Listed records:
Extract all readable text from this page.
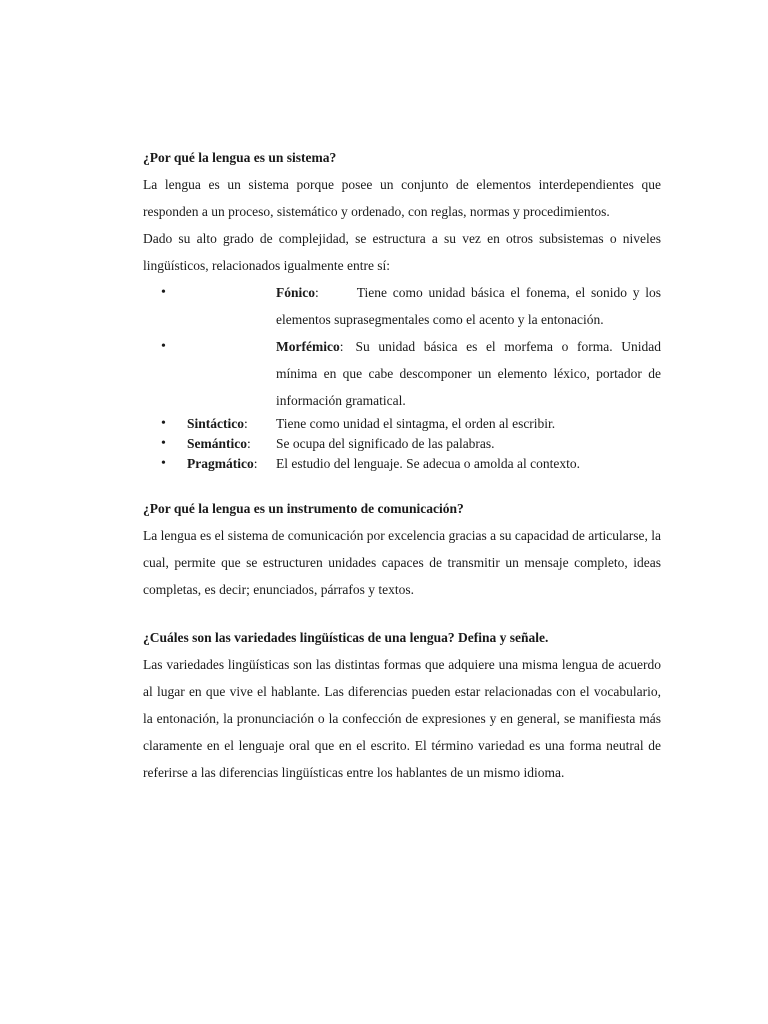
¿Por qué la lengua es un sistema?

La lengua es un sistema porque posee un conjunto de elementos interdependientes que responden a un proceso, sistemático y ordenado, con reglas, normas y procedimientos.

Dado su alto grado de complejidad, se estructura a su vez en otros subsistemas o niveles lingüísticos, relacionados igualmente entre sí:

•	Fónico:	Tiene como unidad básica el fonema, el sonido y los elementos suprasegmentales como el acento y la entonación.
•	Morfémico: Su unidad básica es el morfema o forma. Unidad mínima en que cabe descomponer un elemento léxico, portador de información gramatical.
• Sintáctico: Tiene como unidad el sintagma, el orden al escribir.
• Semántico: Se ocupa del significado de las palabras.
• Pragmático: El estudio del lenguaje. Se adecua o amolda al contexto.

¿Por qué la lengua es un instrumento de comunicación?

La lengua es el sistema de comunicación por excelencia gracias a su capacidad de articularse, la cual, permite que se estructuren unidades capaces de transmitir un mensaje completo, ideas completas, es decir; enunciados, párrafos y textos.

¿Cuáles son las variedades lingüísticas de una lengua? Defina y señale.

Las variedades lingüísticas son las distintas formas que adquiere una misma lengua de acuerdo al lugar en que vive el hablante. Las diferencias pueden estar relacionadas con el vocabulario, la entonación, la pronunciación o la confección de expresiones y en general, se manifiesta más claramente en el lenguaje oral que en el escrito. El término variedad es una forma neutral de referirse a las diferencias lingüísticas entre los hablantes de un mismo idioma.
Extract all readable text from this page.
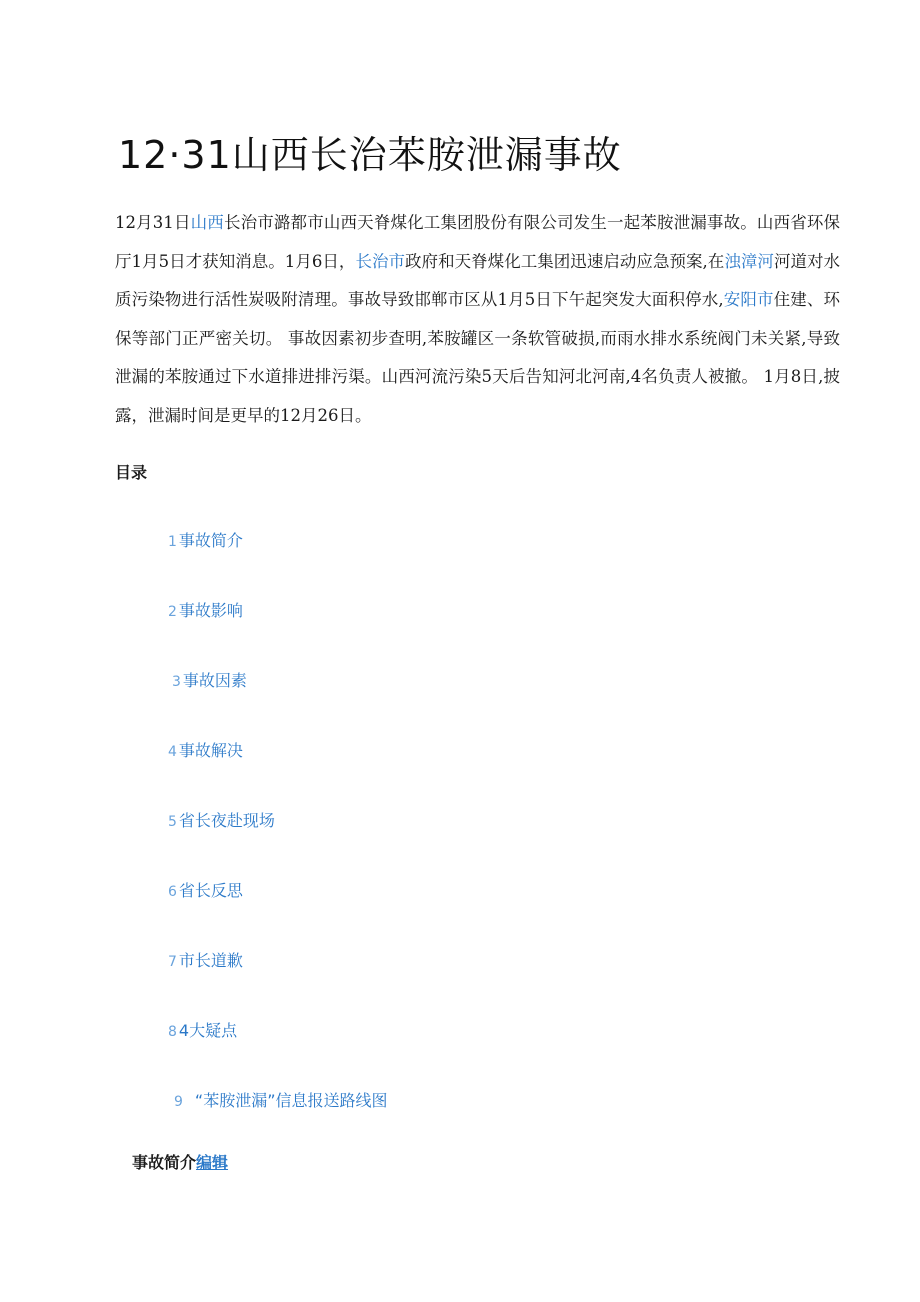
12·31山西长治苯胺泄漏事故

12月31日山西长治市潞都市山西天脊煤化工集团股份有限公司发生一起苯胺泄漏事故。山西省环保厅1月5日才获知消息。1月6日，长治市政府和天脊煤化工集团迅速启动应急预案,在浊漳河河道对水质污染物进行活性炭吸附清理。事故导致邯郸市区从1月5日下午起突发大面积停水,安阳市住建、环保等部门正严密关切。 事故因素初步查明,苯胺罐区一条软管破损,而雨水排水系统阀门未关紧,导致泄漏的苯胺通过下水道排进排污渠。山西河流污染5天后告知河北河南,4名负责人被撤。 1月8日,披露，泄漏时间是更早的12月26日。

目录
1 事故简介
2 事故影响
3 事故因素
4 事故解决
5 省长夜赴现场
6 省长反思
7 市长道歉
8 4大疑点
9 “苯胺泄漏”信息报送路线图
事故简介编辑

Work to be completed: Pull out each line of the listing that holds the string "lenguaje".

Written reply:
• Pragmático: El estudio del lenguaje. Se adecua o amolda al contexto.
Las variedades lingüísticas son las distintas formas que adquiere una misma lengua de acuerdo al lugar en que vive el hablante. Las diferencias pueden estar relacionadas con el vocabulario, la entonación, la pronunciación o la confección de expresiones y en general, se manifiesta más claramente en el lenguaje oral que en el escrito. El término variedad es una forma neutral de referirse a las diferencias lingüísticas entre los hablantes de un mismo idioma.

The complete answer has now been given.